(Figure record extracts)
★ ★ ★ ★ ★ ★ ★
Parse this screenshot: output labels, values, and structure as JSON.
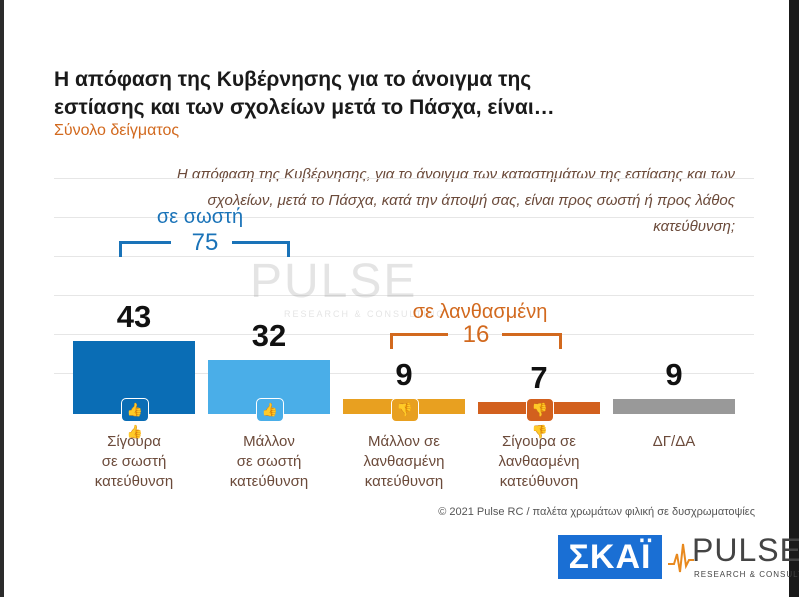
{
  "title": "Η απόφαση της Κυβέρνησης για το άνοιγμα της εστίασης και των σχολείων μετά το Πάσχα, είναι…",
  "subtitle": "Σύνολο δείγματος",
  "question": "Η απόφαση της Κυβέρνησης, για το άνοιγμα των καταστημάτων της εστίασης και των σχολείων, μετά το Πάσχα, κατά την άποψή σας, είναι προς σωστή ή προς λάθος κατεύθυνση;",
  "groups": {
    "correct": {
      "label": "σε σωστή",
      "value": "75",
      "color": "#1a73b8"
    },
    "wrong": {
      "label": "σε λανθασμένη",
      "value": "16",
      "color": "#d2691e"
    }
  },
  "chart_data": {
    "type": "bar",
    "title": "Η απόφαση της Κυβέρνησης για το άνοιγμα της εστίασης και των σχολείων μετά το Πάσχα, είναι…",
    "categories": [
      "Σίγουρα σε σωστή κατεύθυνση",
      "Μάλλον σε σωστή κατεύθυνση",
      "Μάλλον σε λανθασμένη κατεύθυνση",
      "Σίγουρα σε λανθασμένη κατεύθυνση",
      "ΔΓ/ΔΑ"
    ],
    "values": [
      43,
      32,
      9,
      7,
      9
    ],
    "colors": [
      "#0a6db5",
      "#4aaee8",
      "#e8a020",
      "#d2601e",
      "#999999"
    ],
    "icons": [
      "thumbs-up-double-icon",
      "thumbs-up-icon",
      "thumbs-down-icon",
      "thumbs-down-double-icon",
      ""
    ],
    "icon_glyphs": [
      "👍👍",
      "👍",
      "👎",
      "👎👎",
      ""
    ],
    "label_lines": [
      [
        "Σίγουρα",
        "σε σωστή",
        "κατεύθυνση"
      ],
      [
        "Μάλλον",
        "σε σωστή",
        "κατεύθυνση"
      ],
      [
        "Μάλλον σε",
        "λανθασμένη",
        "κατεύθυνση"
      ],
      [
        "Σίγουρα σε",
        "λανθασμένη",
        "κατεύθυνση"
      ],
      [
        "ΔΓ/ΔΑ"
      ]
    ],
    "ylim": [
      0,
      50
    ]
  },
  "watermark": {
    "text": "PULSE",
    "sub": "RESEARCH & CONSULTING"
  },
  "footer": "© 2021 Pulse RC  /  παλέτα χρωμάτων φιλική σε δυσχρωματοψίες",
  "logos": {
    "skai": "ΣΚΑΪ",
    "pulse": "PULSE",
    "pulse_sub": "RESEARCH & CONSULTING"
  }
}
★ ★ ★ ★ ★ ★ ★
# Task prompt
Search the data for "είναι" and list every line in which it occurs.

# The completed task
  "title": "Η απόφαση της Κυβέρνησης για το άνοιγμα της εστίασης και των σχολείων μετά το Πάσχα, είναι…",
  "question": "Η απόφαση της Κυβέρνησης, για το άνοιγμα των καταστημάτων της εστίασης και των σχολείων, μετά το Πάσχα, κατά την άποψή σας, είναι προς σωστή ή προς λάθος κατεύθυνση;",
    "title": "Η απόφαση της Κυβέρνησης για το άνοιγμα της εστίασης και των σχολείων μετά το Πάσχα, είναι…",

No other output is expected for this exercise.